Stored items from a collection:
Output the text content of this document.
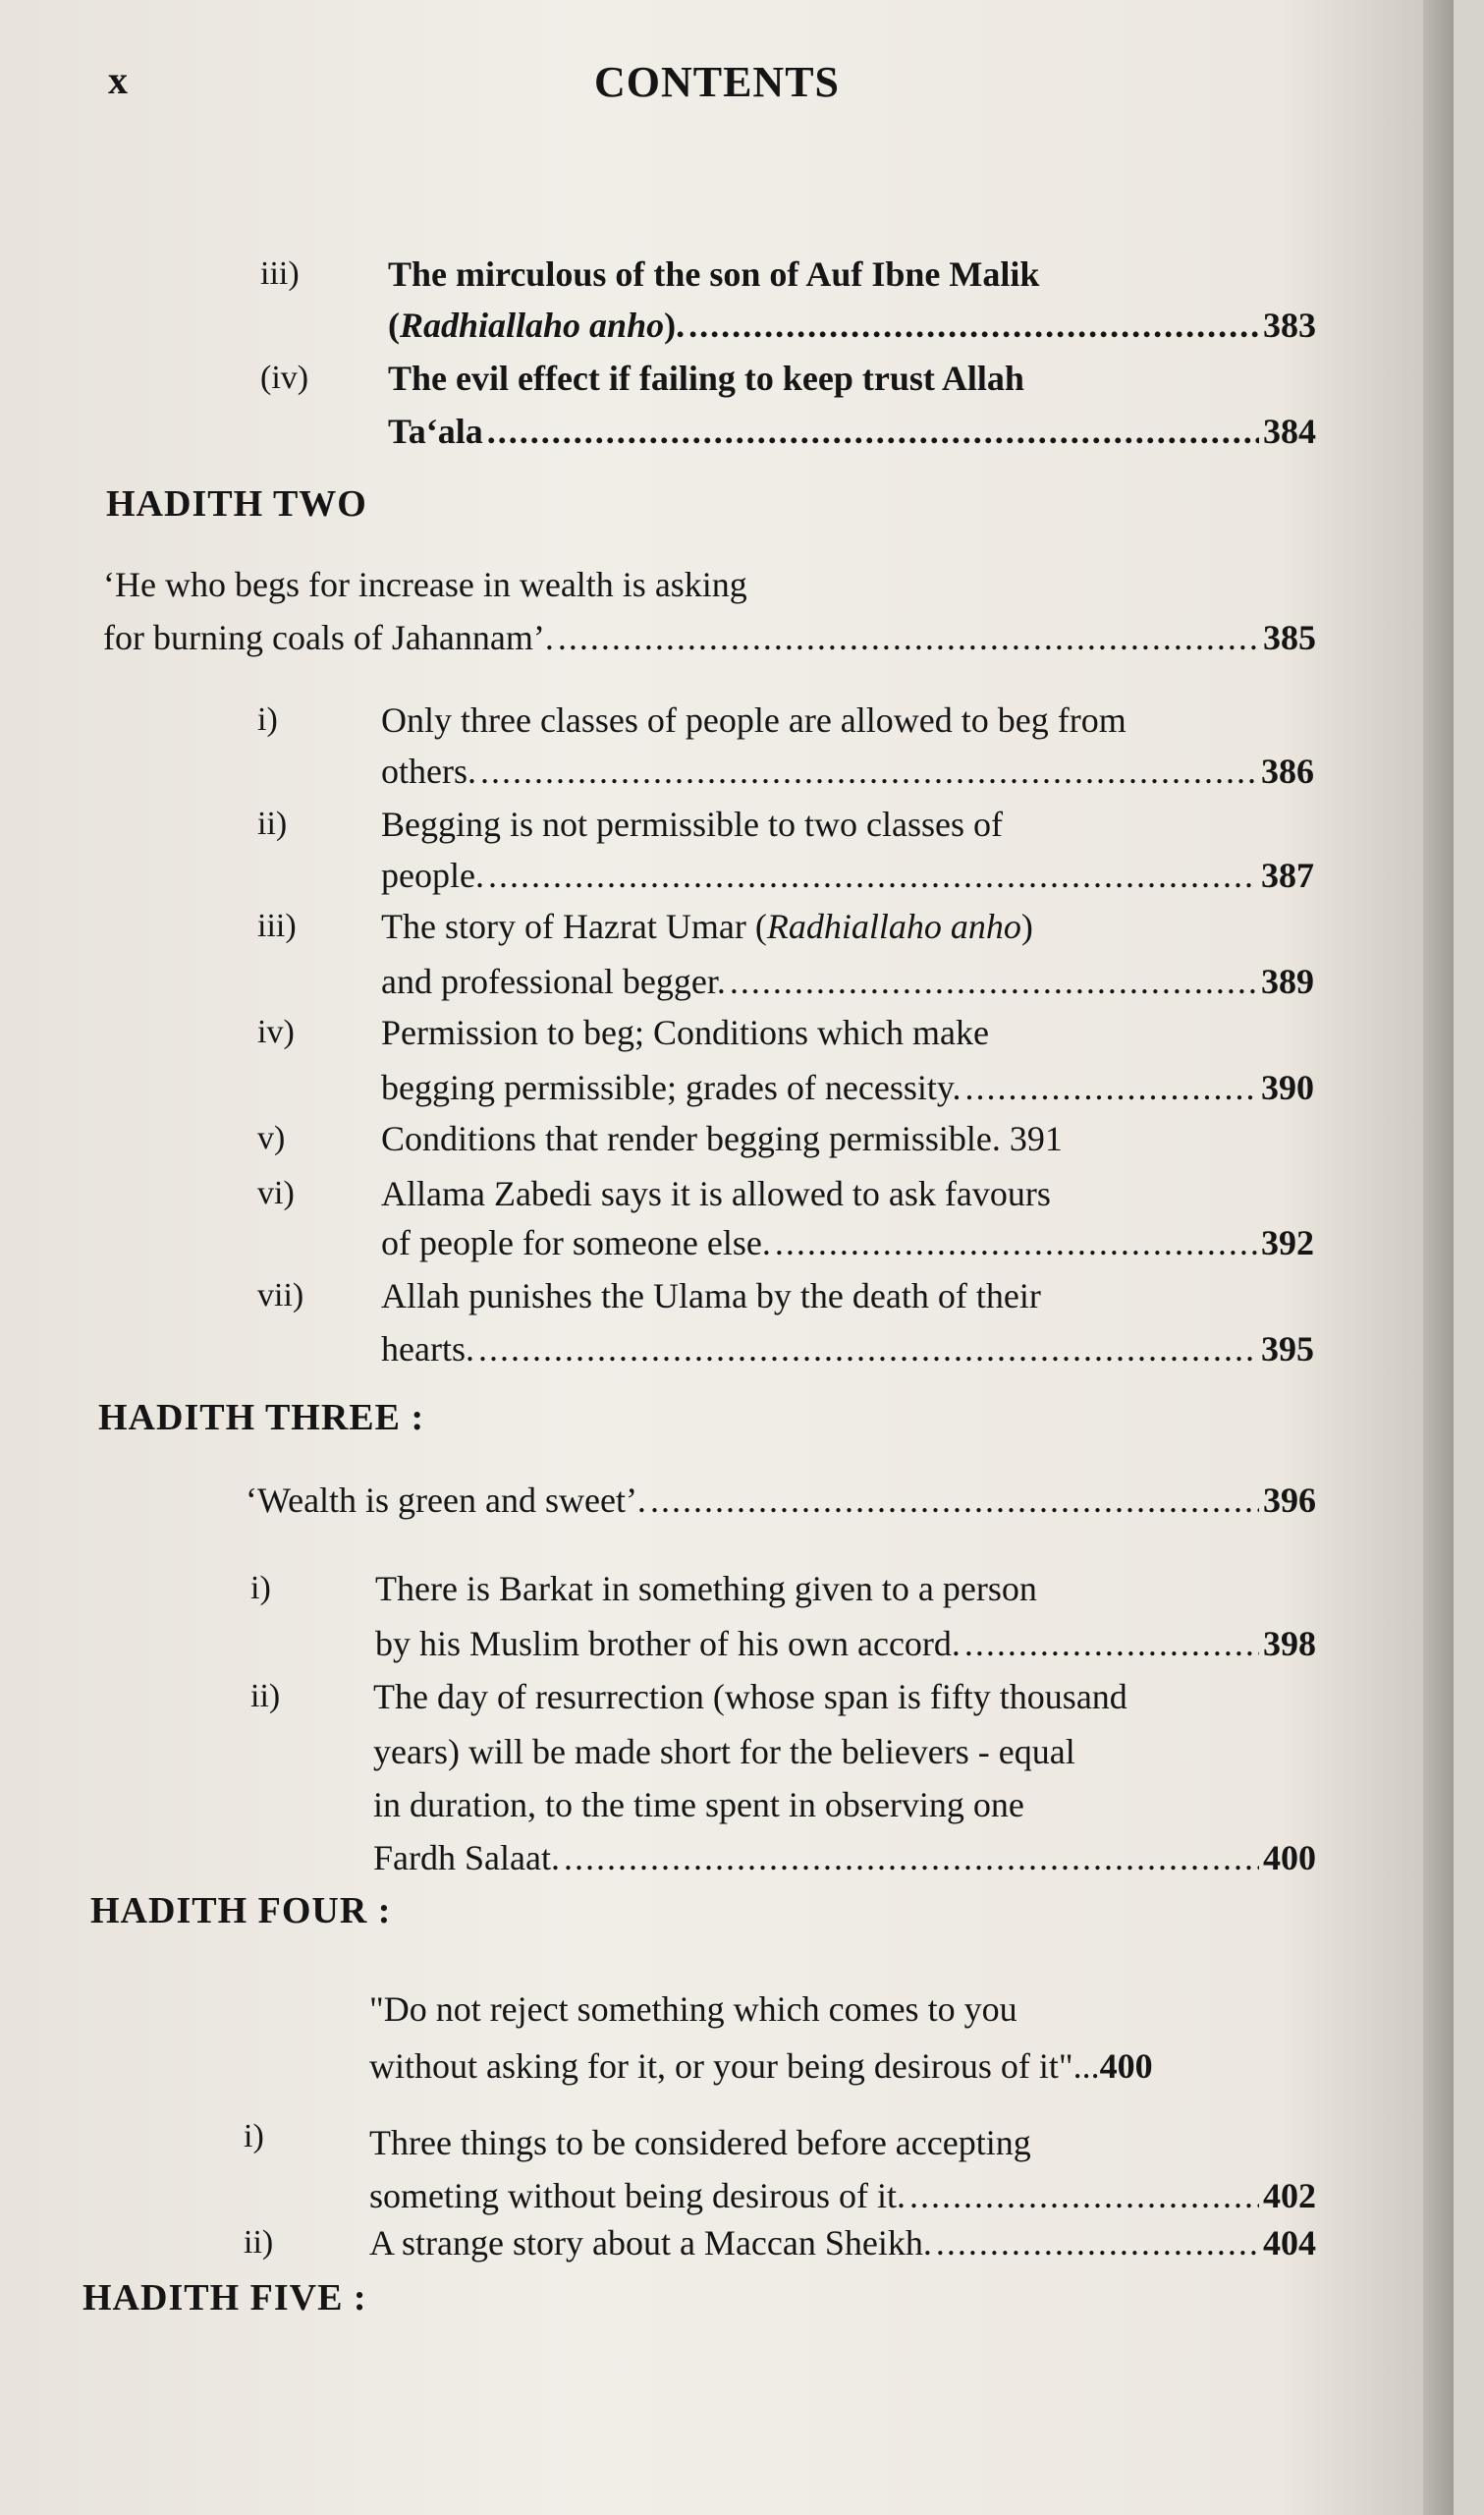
x	CONTENTS
iii)	The mirculous of the son of Auf Ibne Malik
( Radhiallaho anho ). .....	383
(iv) The evil effect if failing to keep trust Allah
Ta‘ala .....	384
HADITH TWO
‘He who begs for increase in wealth is asking
for burning coals of Jahannam’. .....	385
i)	Only three classes of people are allowed to beg from
others. .....	386
ii)	Begging is not permissible to two classes of
people. .....	387
iii) The story of Hazrat Umar ( Radhiallaho anho )
and professional begger. .....	389
iv) Permission to beg; Conditions which make
begging permissible; grades of necessity. .....	390
v)	Conditions that render begging permissible. 391
vi) Allama Zabedi says it is allowed to ask favours
of people for someone else. .....	392
vii) Allah punishes the Ulama by the death of their
hearts. .....	395
HADITH THREE :
‘Wealth is green and sweet’. .....	396
i)	There is Barkat in something given to a person
by his Muslim brother of his own accord. .....	398
ii)	The day of resurrection (whose span is fifty thousand
years) will be made short for the believers - equal
in duration, to the time spent in observing one
Fardh Salaat. .....	400
HADITH FOUR :
"Do not reject something which comes to you
without asking for it, or your being desirous of it" ... 400
i)	Three things to be considered before accepting
someting without being desirous of it. .....	402
ii)	A strange story about a Maccan Sheikh. .....	404
HADITH FIVE :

Exercise objective: Select and copy each line from the data that includes the word "asking".

Result of the exercise:
‘He who begs for increase in wealth is asking
without asking for it, or your being desirous of it" ... 400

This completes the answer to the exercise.